[Saved entries]

----

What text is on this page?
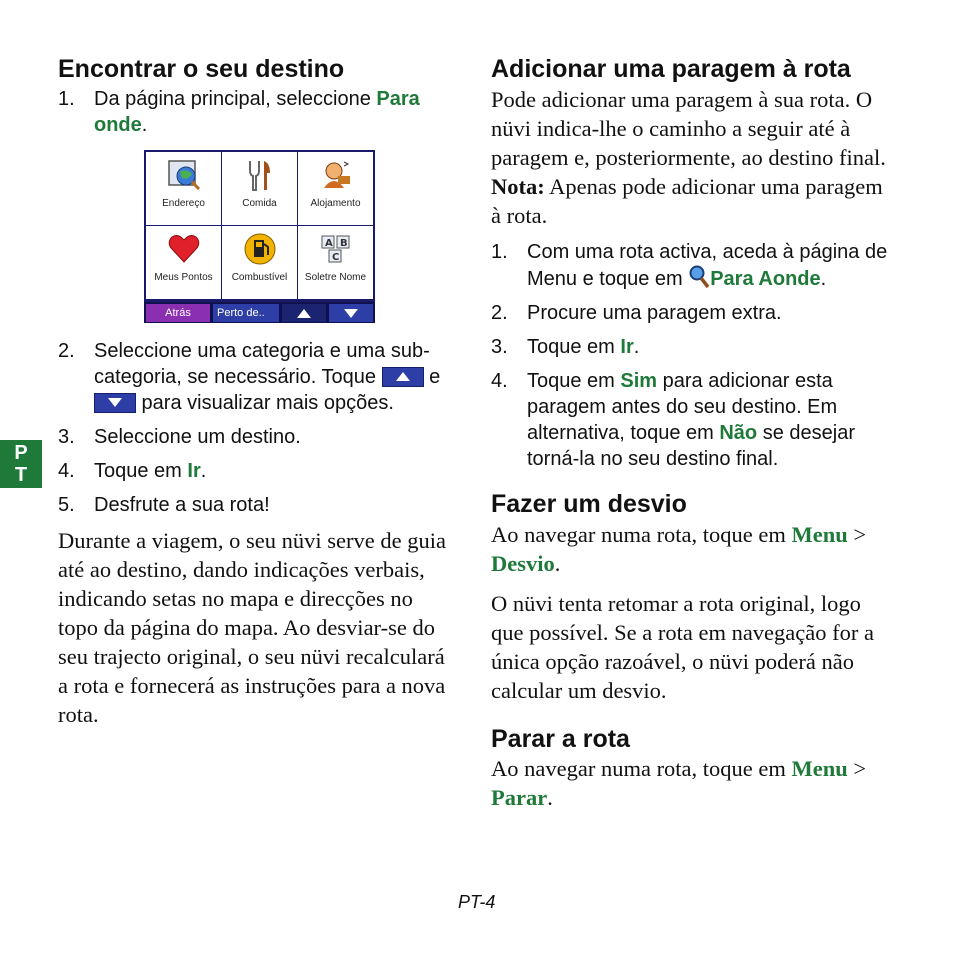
P
T
Encontrar o seu destino
1. Da página principal, seleccione Para onde.
Endereço	Comida	Alojamento
Meus Pontos	Combustível
A B
C
Soletre Nome
Atrás	Perto de..
2. Seleccione uma categoria e uma sub-categoria, se necessário. Toque
e
para visualizar mais opções.
3. Seleccione um destino.
4. Toque em Ir.
5. Desfrute a sua rota!

Durante a viagem, o seu nüvi serve de guia até ao destino, dando indicações verbais, indicando setas no mapa e direcções no topo da página do mapa. Ao desviar-se do seu trajecto original, o seu nüvi recalculará a rota e fornecerá as instruções para a nova rota.

Adicionar uma paragem à rota

Pode adicionar uma paragem à sua rota. O nüvi indica-lhe o caminho a seguir até à paragem e, posteriormente, ao destino final.

Nota: Apenas pode adicionar uma paragem à rota.

1. Com uma rota activa, aceda à página de Menu e toque em Para Aonde.
2. Procure uma paragem extra.
3. Toque em Ir.
4. Toque em Sim para adicionar esta paragem antes do seu destino. Em alternativa, toque em Não se desejar torná-la no seu destino final.
Fazer um desvio

Ao navegar numa rota, toque em Menu > Desvio.

O nüvi tenta retomar a rota original, logo que possível. Se a rota em navegação for a única opção razoável, o nüvi poderá não calcular um desvio.

Parar a rota

Ao navegar numa rota, toque em Menu > Parar.

PT-4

----

GIVEN EXERCISE
Scan the lines above for "final", then copy every one that has it.

REPLY
Pode adicionar uma paragem à sua rota. O nüvi indica-lhe o caminho a seguir até à paragem e, posteriormente, ao destino final.
4. Toque em Sim para adicionar esta paragem antes do seu destino. Em alternativa, toque em Não se desejar torná-la no seu destino final.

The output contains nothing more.